- _Consigne 1_
Reproduisez fidèlement le passage du compte rendu qui commence par « Site internet de » et se poursuit jusqu'à « 2015, 270 p. ».

- _Extrait du texte_
**********

Bandeau
charlesfourier.fr
Slogan du site

Site internet de l’Association d’études fouriéristes et des Cahiers Charles Fourier

120-123
Jean-Yves Guengant, Pour un nouveau monde. Les utopistes bretons au XIXe siècle, Rennes, éditions Apogée, 2015, 270 p.
Article mis en ligne le 1er février 2016

par Desmars, Bernard

Jean-Yves Guengant est bien connu des lecteurs des Cahiers Charles Fourier, dans lesquels il a publié plusieurs articles ; il est aussi l’auteur de nombreuses notices de militants et sympathisants finistériens pour le Dictionnaire biographique du fouriérisme. Son dernier livre, après des études consacrées à la franc-maçonnerie, puis à l’école publique à Brest , porte sur les Bretons – en réalité surtout les Finistériens – qui ont cherché « un nouveau monde » au XIXe siècle. L’ouvrage est foisonnant, à la fois dans son contenu et dans son organisation. Le sous-titre annonce une étude sur « les utopistes », c’est-à-dire ceux qui « rêvent de sociétés nouvelles » et qui « veulent créer un monde plus fraternel, à partir d’entreprises agricoles ou industrielles collectives » (introduction, p. 5). Mais le livre va bien au-delà de ces projets de nouvelle organisation sociale : le premier chapitre porte successivement sur les souscripteurs bretons du « Champ d’asile » – une colonie fondée au Texas en 1818-1819 par d’anciens officiers de Napoléon Ier – et sur les manifestations anticléricales qui se déroulent à Brest en 1819 à l’occasion d’une mission dirigée par des Jésuites. Le deuxième chapitre commence par l’arrivée à Brest de trois hommes condamnés en Martinique pour y avoir dénoncé les inégalités entre Blancs et « gens de couleur » et par les manifestations de sympathie dont ils bénéficient lors de leur passage dans le Finistère ; il se poursuit avec le récit des actions menées par des Brestois qui contestent l’ordre monarchique et clérical de la Restauration. S’agit-il vraiment d’utopistes ? De même, à la fin du livre, plusieurs pages sont consacrées à Disdéri, qui séjourne pendant plusieurs années à Brest. Certes, il ouvre le premier atelier photographique de la ville et il est très actif parmi les démocrates-socialistes locaux. Faut-il pour autant en faire un « utopiste » ?

**********

Données d'annotation des cadres:
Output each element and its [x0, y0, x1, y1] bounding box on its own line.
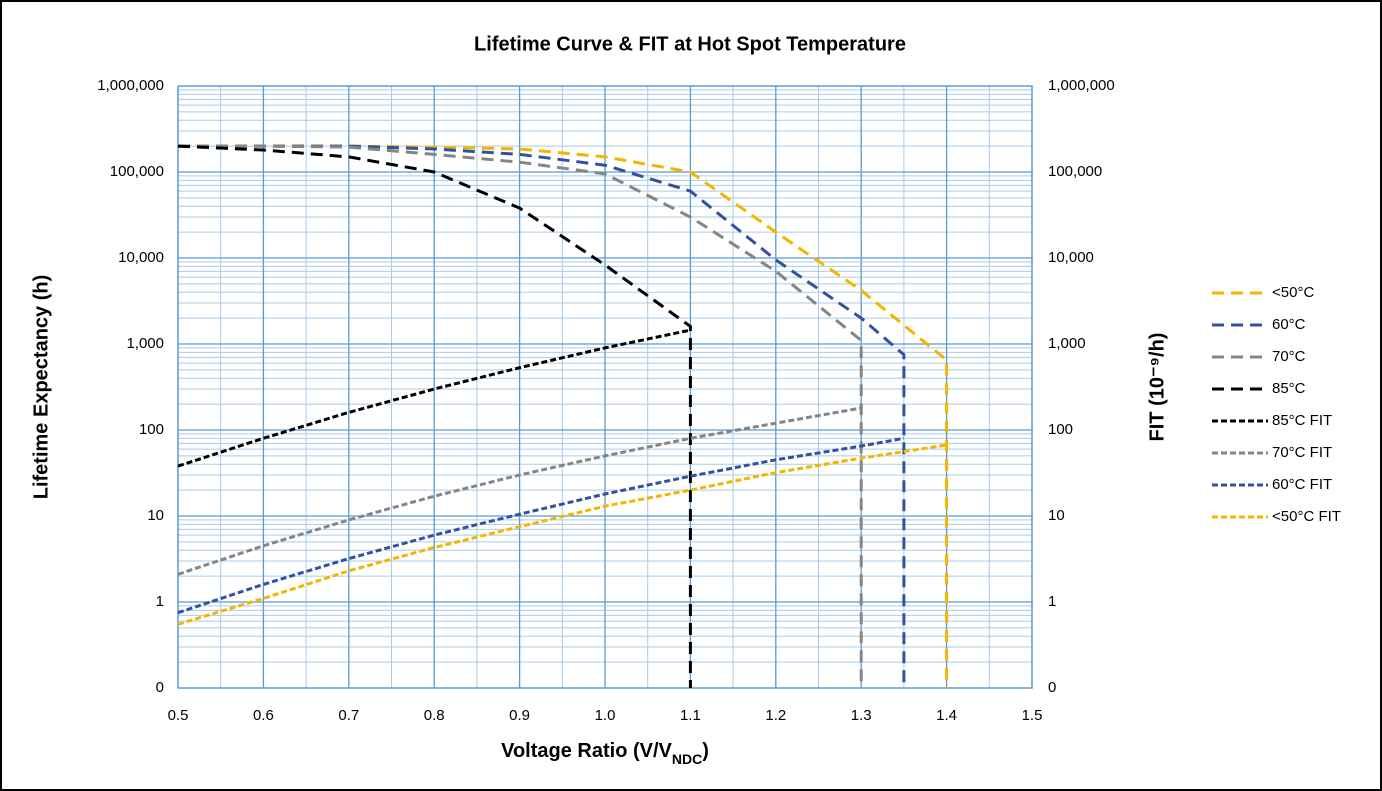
y2-axis-label: FIT (10⁻⁹/h): [1146, 333, 1168, 442]
legend-label: <50°C: [1272, 284, 1314, 301]
y2-tick-label: 1,000: [1048, 335, 1086, 352]
y-tick-label: 1,000,000: [97, 77, 164, 94]
y-tick-label: 1: [156, 593, 164, 610]
y-tick-label: 10,000: [118, 249, 164, 266]
x-tick-label: 0.6: [253, 707, 274, 724]
series-line: [177, 443, 947, 626]
x-tick-label: 0.5: [168, 707, 189, 724]
legend-label: 60°C: [1272, 316, 1306, 333]
x-tick-label: 1.4: [936, 707, 957, 724]
series-line: [177, 406, 862, 576]
series-line: [177, 328, 691, 468]
legend-label: 70°C: [1272, 348, 1306, 365]
legend-label: 60°C FIT: [1272, 476, 1332, 493]
y2-tick-label: 1: [1048, 593, 1056, 610]
y-axis-label: Lifetime Expectancy (h): [30, 275, 52, 500]
y-tick-label: 1,000: [126, 335, 164, 352]
y-tick-label: 0: [156, 679, 164, 696]
x-tick-label: 0.9: [509, 707, 530, 724]
x-tick-label: 1.1: [680, 707, 701, 724]
y2-tick-label: 10,000: [1048, 249, 1094, 266]
y2-tick-label: 1,000,000: [1048, 77, 1115, 94]
grid: [177, 85, 1033, 689]
x-tick-label: 1.5: [1022, 707, 1043, 724]
legend-label: 70°C FIT: [1272, 444, 1332, 461]
legend-label: <50°C FIT: [1272, 508, 1341, 525]
series-line: [178, 144, 863, 688]
x-label-subscript: NDC: [672, 751, 702, 767]
x-label-text: ): [702, 740, 709, 762]
x-tick-label: 1.0: [595, 707, 616, 724]
y2-tick-label: 100,000: [1048, 163, 1102, 180]
chart-title: Lifetime Curve & FIT at Hot Spot Tempera…: [474, 33, 906, 55]
y2-tick-label: 10: [1048, 507, 1065, 524]
y-tick-label: 100: [139, 421, 164, 438]
series-line: [177, 144, 692, 688]
plot-border: [177, 85, 1033, 689]
x-tick-label: 1.2: [765, 707, 786, 724]
legend-label: 85°C FIT: [1272, 412, 1332, 429]
y-tick-label: 10: [147, 507, 164, 524]
y-tick-label: 100,000: [110, 163, 164, 180]
y2-tick-label: 100: [1048, 421, 1073, 438]
x-label-text: Voltage Ratio (V/V: [501, 740, 672, 762]
x-tick-label: 1.3: [851, 707, 872, 724]
plot: [177, 144, 949, 688]
x-tick-label: 0.7: [338, 707, 359, 724]
x-tick-label: 0.8: [424, 707, 445, 724]
legend-label: 85°C: [1272, 380, 1306, 397]
series-line: [177, 436, 905, 615]
x-axis-label: Voltage Ratio (V/VNDC): [501, 740, 709, 766]
y2-tick-label: 0: [1048, 679, 1056, 696]
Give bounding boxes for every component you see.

**********

- _Consigne 2_
Renvoyez chacune des lignes ci-dessus qui contient le mot « Voltage ».

- _Réponse attendue 1_
Site internet de l’Association d’études fouriéristes et des Cahiers Charles Fourier

120-123
Jean-Yves Guengant, Pour un nouveau monde. Les utopistes bretons au XIXe siècle, Rennes, éditions Apogée, 2015, 270 p.

- _Réponse attendue 2_
x-label-text: Voltage Ratio (V/V: [501, 740, 672, 762]
x-axis-label: Voltage Ratio (V/VNDC): [501, 740, 709, 766]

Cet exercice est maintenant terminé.